Exercise prompt — In the entries below, find the lines with the word "index" and copy them.

— begin Extracted records —

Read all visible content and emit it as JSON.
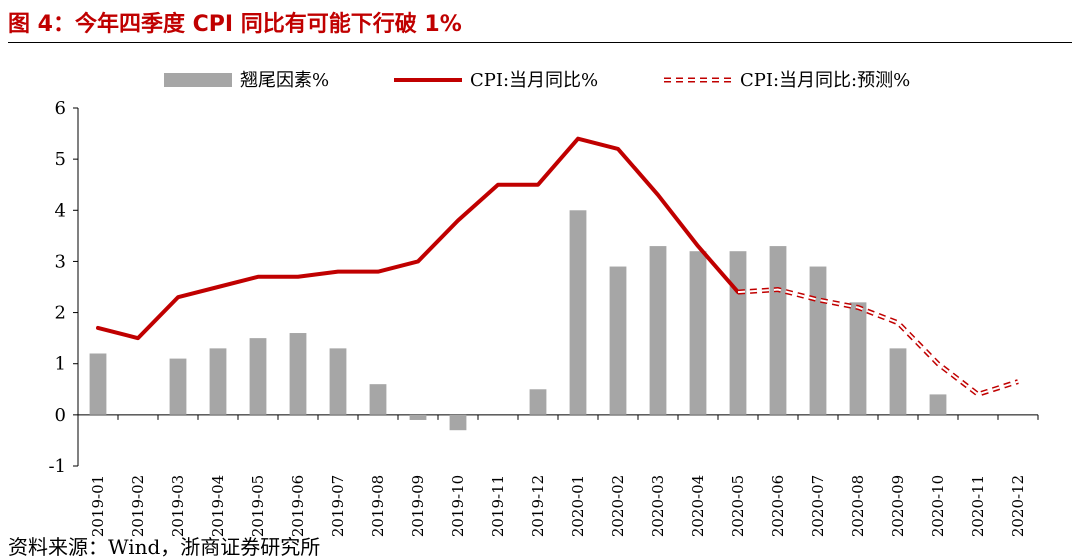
{
  "header": {
    "title": "图 4：今年四季度 CPI 同比有可能下行破 1%"
  },
  "footer": {
    "source": "资料来源：Wind，浙商证券研究所"
  },
  "colors": {
    "bar": "#a6a6a6",
    "line": "#c00000",
    "axis": "#000000"
  },
  "chart_data": {
    "type": "bar",
    "title": "今年四季度 CPI 同比有可能下行破 1%",
    "xlabel": "",
    "ylabel": "",
    "ylim": [
      -1,
      6
    ],
    "yticks": [
      -1,
      0,
      1,
      2,
      3,
      4,
      5,
      6
    ],
    "legend_position": "top",
    "categories": [
      "2019-01",
      "2019-02",
      "2019-03",
      "2019-04",
      "2019-05",
      "2019-06",
      "2019-07",
      "2019-08",
      "2019-09",
      "2019-10",
      "2019-11",
      "2019-12",
      "2020-01",
      "2020-02",
      "2020-03",
      "2020-04",
      "2020-05",
      "2020-06",
      "2020-07",
      "2020-08",
      "2020-09",
      "2020-10",
      "2020-11",
      "2020-12"
    ],
    "series": [
      {
        "name": "翘尾因素%",
        "kind": "bar",
        "values": [
          1.2,
          0.0,
          1.1,
          1.3,
          1.5,
          1.6,
          1.3,
          0.6,
          -0.1,
          -0.3,
          0.0,
          0.5,
          4.0,
          2.9,
          3.3,
          3.2,
          3.2,
          3.3,
          2.9,
          2.2,
          1.3,
          0.4,
          0.0,
          0.0
        ]
      },
      {
        "name": "CPI:当月同比%",
        "kind": "line",
        "values": [
          1.7,
          1.5,
          2.3,
          2.5,
          2.7,
          2.7,
          2.8,
          2.8,
          3.0,
          3.8,
          4.5,
          4.5,
          5.4,
          5.2,
          4.3,
          3.3,
          2.4,
          null,
          null,
          null,
          null,
          null,
          null,
          null
        ]
      },
      {
        "name": "CPI:当月同比:预测%",
        "kind": "dashed-line",
        "values": [
          null,
          null,
          null,
          null,
          null,
          null,
          null,
          null,
          null,
          null,
          null,
          null,
          null,
          null,
          null,
          null,
          2.4,
          2.45,
          2.25,
          2.1,
          1.8,
          1.0,
          0.4,
          0.65
        ]
      }
    ]
  }
}
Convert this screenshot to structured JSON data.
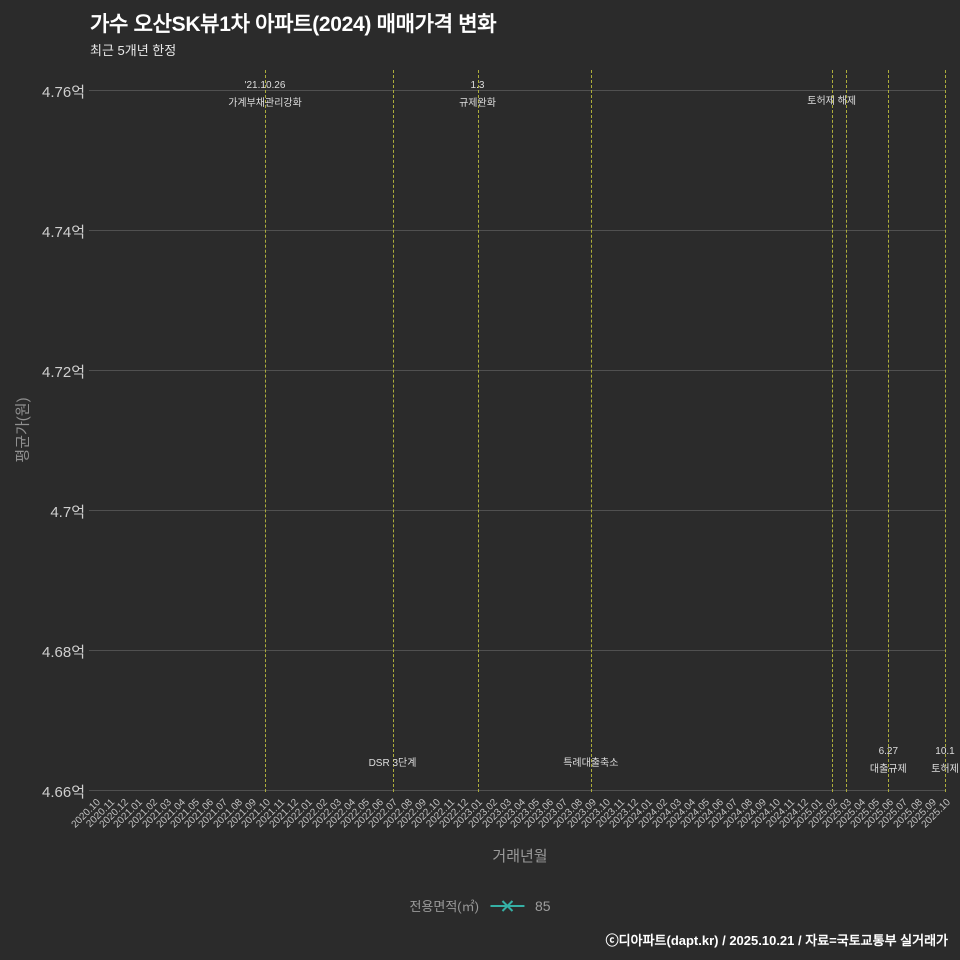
{
  "header": {
    "title": "가수 오산SK뷰1차 아파트(2024) 매매가격 변화",
    "subtitle": "최근 5개년 한정"
  },
  "chart_data": {
    "type": "line",
    "title": "가수 오산SK뷰1차 아파트(2024) 매매가격 변화",
    "subtitle": "최근 5개년 한정",
    "xlabel": "거래년월",
    "ylabel": "평균가(원)",
    "ylim": [
      4.655,
      4.765
    ],
    "grid": true,
    "y_ticks": [
      "4.76억",
      "4.74억",
      "4.72억",
      "4.7억",
      "4.68억",
      "4.66억"
    ],
    "y_tick_values": [
      4.76,
      4.74,
      4.72,
      4.7,
      4.68,
      4.66
    ],
    "x_categories": [
      "2020.10",
      "2020.11",
      "2020.12",
      "2021.01",
      "2021.02",
      "2021.03",
      "2021.04",
      "2021.05",
      "2021.06",
      "2021.07",
      "2021.08",
      "2021.09",
      "2021.10",
      "2021.11",
      "2021.12",
      "2022.01",
      "2022.02",
      "2022.03",
      "2022.04",
      "2022.05",
      "2022.06",
      "2022.07",
      "2022.08",
      "2022.09",
      "2022.10",
      "2022.11",
      "2022.12",
      "2023.01",
      "2023.02",
      "2023.03",
      "2023.04",
      "2023.05",
      "2023.06",
      "2023.07",
      "2023.08",
      "2023.09",
      "2023.10",
      "2023.11",
      "2023.12",
      "2024.01",
      "2024.02",
      "2024.03",
      "2024.04",
      "2024.05",
      "2024.06",
      "2024.07",
      "2024.08",
      "2024.09",
      "2024.10",
      "2024.11",
      "2024.12",
      "2025.01",
      "2025.02",
      "2025.03",
      "2025.04",
      "2025.05",
      "2025.06",
      "2025.07",
      "2025.08",
      "2025.09",
      "2025.10"
    ],
    "series": [
      {
        "name": "85",
        "marker_color": "#35b0a5",
        "values": []
      }
    ],
    "legend_label": "전용면적(㎡)",
    "legend_position": "bottom-center",
    "event_lines": [
      {
        "month": "2021.10",
        "index": 12,
        "top_labels": [
          "'21.10.26",
          "가계부채관리강화"
        ]
      },
      {
        "month": "2022.07",
        "index": 21,
        "bottom_labels": [
          "DSR 3단계"
        ]
      },
      {
        "month": "2023.01",
        "index": 27,
        "top_labels": [
          "1.3",
          "규제완화"
        ]
      },
      {
        "month": "2023.09",
        "index": 35,
        "bottom_labels": [
          "특례대출축소"
        ]
      },
      {
        "month": "2025.02",
        "index": 52,
        "top_labels": [
          "토허제 해제"
        ]
      },
      {
        "month": "2025.03",
        "index": 53
      },
      {
        "month": "2025.06",
        "index": 56,
        "bottom_labels": [
          "6.27",
          "대출규제"
        ]
      },
      {
        "month": "2025.10",
        "index": 60,
        "bottom_labels": [
          "10.1",
          "토허제"
        ]
      }
    ],
    "colors": {
      "background": "#2b2b2b",
      "grid": "#505050",
      "event_line": "#adad3b",
      "marker": "#35b0a5",
      "title": "#ffffff"
    }
  },
  "footer": {
    "credit": "ⓒ디아파트(dapt.kr) / 2025.10.21 / 자료=국토교통부 실거래가"
  }
}
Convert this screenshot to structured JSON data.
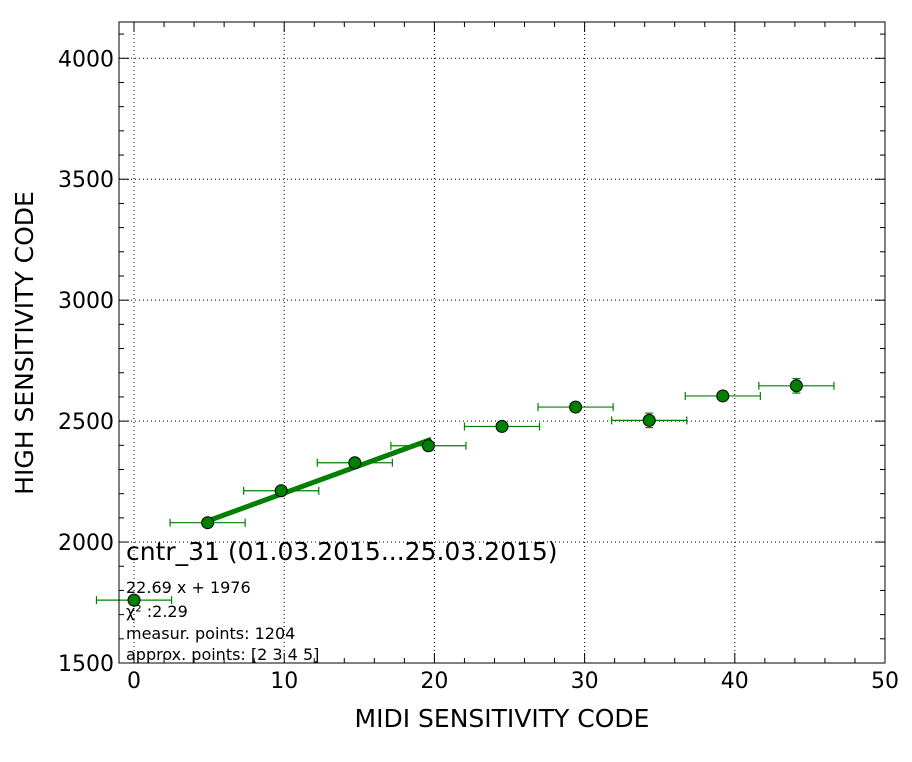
{
  "chart_data": {
    "type": "scatter",
    "title": "cntr_31 (01.03.2015...25.03.2015)",
    "xlabel": "MIDI SENSITIVITY CODE",
    "ylabel": "HIGH SENSITIVITY CODE",
    "xlim": [
      -1,
      50
    ],
    "ylim": [
      1500,
      4150
    ],
    "xticks": [
      0,
      10,
      20,
      30,
      40,
      50
    ],
    "yticks": [
      1500,
      2000,
      2500,
      3000,
      3500,
      4000
    ],
    "xtick_labels": [
      "0",
      "10",
      "20",
      "30",
      "40",
      "50"
    ],
    "ytick_labels": [
      "1500",
      "2000",
      "2500",
      "3000",
      "3500",
      "4000"
    ],
    "grid": true,
    "colors": {
      "points": "#008000",
      "fit": "#008000",
      "edge": "#000000"
    },
    "series": [
      {
        "kind": "points_with_errorbars",
        "points": [
          {
            "x": 0,
            "y": 1760,
            "xerr": 2.5,
            "yerr": 15
          },
          {
            "x": 4.9,
            "y": 2080,
            "xerr": 2.5,
            "yerr": 15
          },
          {
            "x": 9.8,
            "y": 2212,
            "xerr": 2.5,
            "yerr": 15
          },
          {
            "x": 14.7,
            "y": 2328,
            "xerr": 2.5,
            "yerr": 15
          },
          {
            "x": 19.6,
            "y": 2398,
            "xerr": 2.5,
            "yerr": 15
          },
          {
            "x": 24.5,
            "y": 2478,
            "xerr": 2.5,
            "yerr": 20
          },
          {
            "x": 29.4,
            "y": 2558,
            "xerr": 2.5,
            "yerr": 20
          },
          {
            "x": 34.3,
            "y": 2503,
            "xerr": 2.5,
            "yerr": 30
          },
          {
            "x": 39.2,
            "y": 2604,
            "xerr": 2.5,
            "yerr": 20
          },
          {
            "x": 44.1,
            "y": 2646,
            "xerr": 2.5,
            "yerr": 30
          }
        ]
      },
      {
        "kind": "fit_line",
        "x": [
          4.9,
          19.8
        ],
        "y": [
          2087,
          2425
        ]
      }
    ],
    "annotations": [
      "22.69 x + 1976",
      "χ² :2.29",
      "measur. points: 1204",
      "approx. points: [2 3 4 5]"
    ]
  }
}
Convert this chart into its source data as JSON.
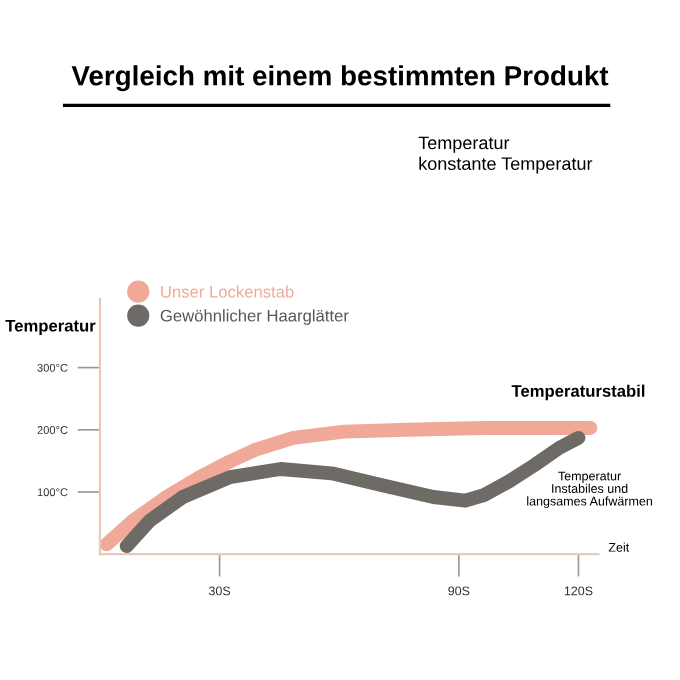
{
  "chart_data": {
    "type": "line",
    "title": "Vergleich mit einem bestimmten Produkt",
    "xlabel": "Zeit",
    "ylabel": "Temperatur",
    "annotations": [
      "Temperatur\nkonstante Temperatur",
      {
        "text": "Temperaturstabil",
        "x": 120,
        "y": 203
      },
      {
        "text": "Temperatur\nInstabiles und\nlangsames Aufwärmen",
        "x": 120,
        "y": 187
      }
    ],
    "x": [
      1.7,
      8.3,
      16.7,
      25,
      32.6,
      39,
      48.5,
      61.3,
      77,
      96.3,
      123
    ],
    "series": [
      {
        "name": "Unser Lockenstab",
        "color": "#f0a898",
        "values": [
          16,
          54,
          92,
          124,
          149,
          168,
          187,
          197,
          200,
          203,
          203
        ]
      },
      {
        "name": "Gewöhnlicher Haarglätter",
        "color": "#6e6a66",
        "x": [
          6.7,
          12.5,
          20.8,
          32.6,
          45.3,
          58.1,
          70.8,
          83.6,
          91.6,
          96.3,
          102.6,
          108.9,
          115.2,
          120
        ],
        "values": [
          13,
          54,
          92,
          124,
          137,
          130,
          111,
          92,
          86,
          95,
          117,
          143,
          171,
          187
        ]
      }
    ],
    "xlim": [
      0,
      125
    ],
    "ylim": [
      0,
      410
    ],
    "xticks": [
      {
        "value": 30,
        "label": "30S"
      },
      {
        "value": 90,
        "label": "90S"
      },
      {
        "value": 120,
        "label": "120S"
      }
    ],
    "yticks": [
      {
        "value": 100,
        "label": "100°C"
      },
      {
        "value": 200,
        "label": "200°C"
      },
      {
        "value": 300,
        "label": "300°C"
      }
    ],
    "legend": "top left",
    "grid": false,
    "marker": "none",
    "line_style": "solid"
  }
}
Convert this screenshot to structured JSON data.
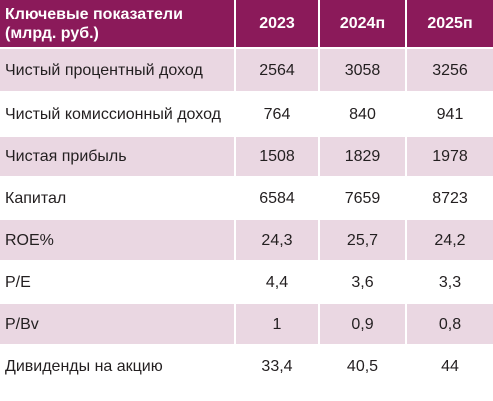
{
  "table": {
    "headers": [
      "Ключевые показатели (млрд. руб.)",
      "2023",
      "2024п",
      "2025п"
    ],
    "rows": [
      {
        "label": "Чистый процентный доход",
        "values": [
          "2564",
          "3058",
          "3256"
        ]
      },
      {
        "label": "Чистый комиссионный доход",
        "values": [
          "764",
          "840",
          "941"
        ]
      },
      {
        "label": "Чистая прибыль",
        "values": [
          "1508",
          "1829",
          "1978"
        ]
      },
      {
        "label": "Капитал",
        "values": [
          "6584",
          "7659",
          "8723"
        ]
      },
      {
        "label": "ROE%",
        "values": [
          "24,3",
          "25,7",
          "24,2"
        ]
      },
      {
        "label": "P/E",
        "values": [
          "4,4",
          "3,6",
          "3,3"
        ]
      },
      {
        "label": "P/Bv",
        "values": [
          "1",
          "0,9",
          "0,8"
        ]
      },
      {
        "label": "Дивиденды на акцию",
        "values": [
          "33,4",
          "40,5",
          "44"
        ]
      }
    ]
  },
  "colors": {
    "header_bg": "#8b1a5a",
    "header_text": "#ffffff",
    "stripe_bg": "#ead7e2",
    "text": "#231f20"
  }
}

— end Extracted records —

Output —
        "index": 12,
        "index": 21,
        "index": 27,
        "index": 35,
        "index": 52,
        "index": 53
        "index": 56,
        "index": 60,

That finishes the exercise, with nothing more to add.